-- Entries shown --
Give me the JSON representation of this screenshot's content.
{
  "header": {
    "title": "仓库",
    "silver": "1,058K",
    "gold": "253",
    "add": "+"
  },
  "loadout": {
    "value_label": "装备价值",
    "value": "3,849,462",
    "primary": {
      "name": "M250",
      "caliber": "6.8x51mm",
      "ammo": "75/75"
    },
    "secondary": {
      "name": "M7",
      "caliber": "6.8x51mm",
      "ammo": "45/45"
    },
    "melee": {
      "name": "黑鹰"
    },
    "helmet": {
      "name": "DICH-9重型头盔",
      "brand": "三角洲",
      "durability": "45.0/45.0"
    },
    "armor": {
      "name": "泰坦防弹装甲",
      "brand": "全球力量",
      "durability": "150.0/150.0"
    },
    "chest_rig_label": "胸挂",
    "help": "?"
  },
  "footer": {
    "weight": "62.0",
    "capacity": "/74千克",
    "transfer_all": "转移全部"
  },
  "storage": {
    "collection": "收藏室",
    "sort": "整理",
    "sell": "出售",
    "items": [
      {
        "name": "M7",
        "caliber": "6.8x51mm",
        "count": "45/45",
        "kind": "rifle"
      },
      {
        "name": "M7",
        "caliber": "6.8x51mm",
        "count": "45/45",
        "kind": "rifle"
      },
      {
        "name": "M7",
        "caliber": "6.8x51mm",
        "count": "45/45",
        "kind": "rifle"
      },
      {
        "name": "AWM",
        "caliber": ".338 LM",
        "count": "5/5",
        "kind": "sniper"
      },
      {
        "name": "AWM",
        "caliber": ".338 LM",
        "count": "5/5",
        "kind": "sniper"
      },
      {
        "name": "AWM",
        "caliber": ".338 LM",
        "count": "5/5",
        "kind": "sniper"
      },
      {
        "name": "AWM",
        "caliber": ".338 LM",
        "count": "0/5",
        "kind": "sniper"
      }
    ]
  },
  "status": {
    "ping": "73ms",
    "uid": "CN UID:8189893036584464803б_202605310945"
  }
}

-- Directive --
Provide an exact reproduction of all the entries shown above.

-- Answer below --
Give me the JSON representation of this screenshot's content.
{
  "header": {
    "title": "仓库",
    "silver": "1,058K",
    "gold": "253",
    "add": "+"
  },
  "loadout": {
    "value_label": "装备价值",
    "value": "3,849,462",
    "primary": {
      "name": "M250",
      "caliber": "6.8x51mm",
      "ammo": "75/75"
    },
    "secondary": {
      "name": "M7",
      "caliber": "6.8x51mm",
      "ammo": "45/45"
    },
    "melee": {
      "name": "黑鹰"
    },
    "helmet": {
      "name": "DICH-9重型头盔",
      "brand": "三角洲",
      "durability": "45.0/45.0"
    },
    "armor": {
      "name": "泰坦防弹装甲",
      "brand": "全球力量",
      "durability": "150.0/150.0"
    },
    "chest_rig_label": "胸挂",
    "help": "?"
  },
  "footer": {
    "weight": "62.0",
    "capacity": "/74千克",
    "transfer_all": "转移全部"
  },
  "storage": {
    "collection": "收藏室",
    "sort": "整理",
    "sell": "出售",
    "items": [
      {
        "name": "M7",
        "caliber": "6.8x51mm",
        "count": "45/45",
        "kind": "rifle"
      },
      {
        "name": "M7",
        "caliber": "6.8x51mm",
        "count": "45/45",
        "kind": "rifle"
      },
      {
        "name": "M7",
        "caliber": "6.8x51mm",
        "count": "45/45",
        "kind": "rifle"
      },
      {
        "name": "AWM",
        "caliber": ".338 LM",
        "count": "5/5",
        "kind": "sniper"
      },
      {
        "name": "AWM",
        "caliber": ".338 LM",
        "count": "5/5",
        "kind": "sniper"
      },
      {
        "name": "AWM",
        "caliber": ".338 LM",
        "count": "5/5",
        "kind": "sniper"
      },
      {
        "name": "AWM",
        "caliber": ".338 LM",
        "count": "0/5",
        "kind": "sniper"
      }
    ]
  },
  "status": {
    "ping": "73ms",
    "uid": "CN UID:8189893036584464803б_202605310945"
  }
}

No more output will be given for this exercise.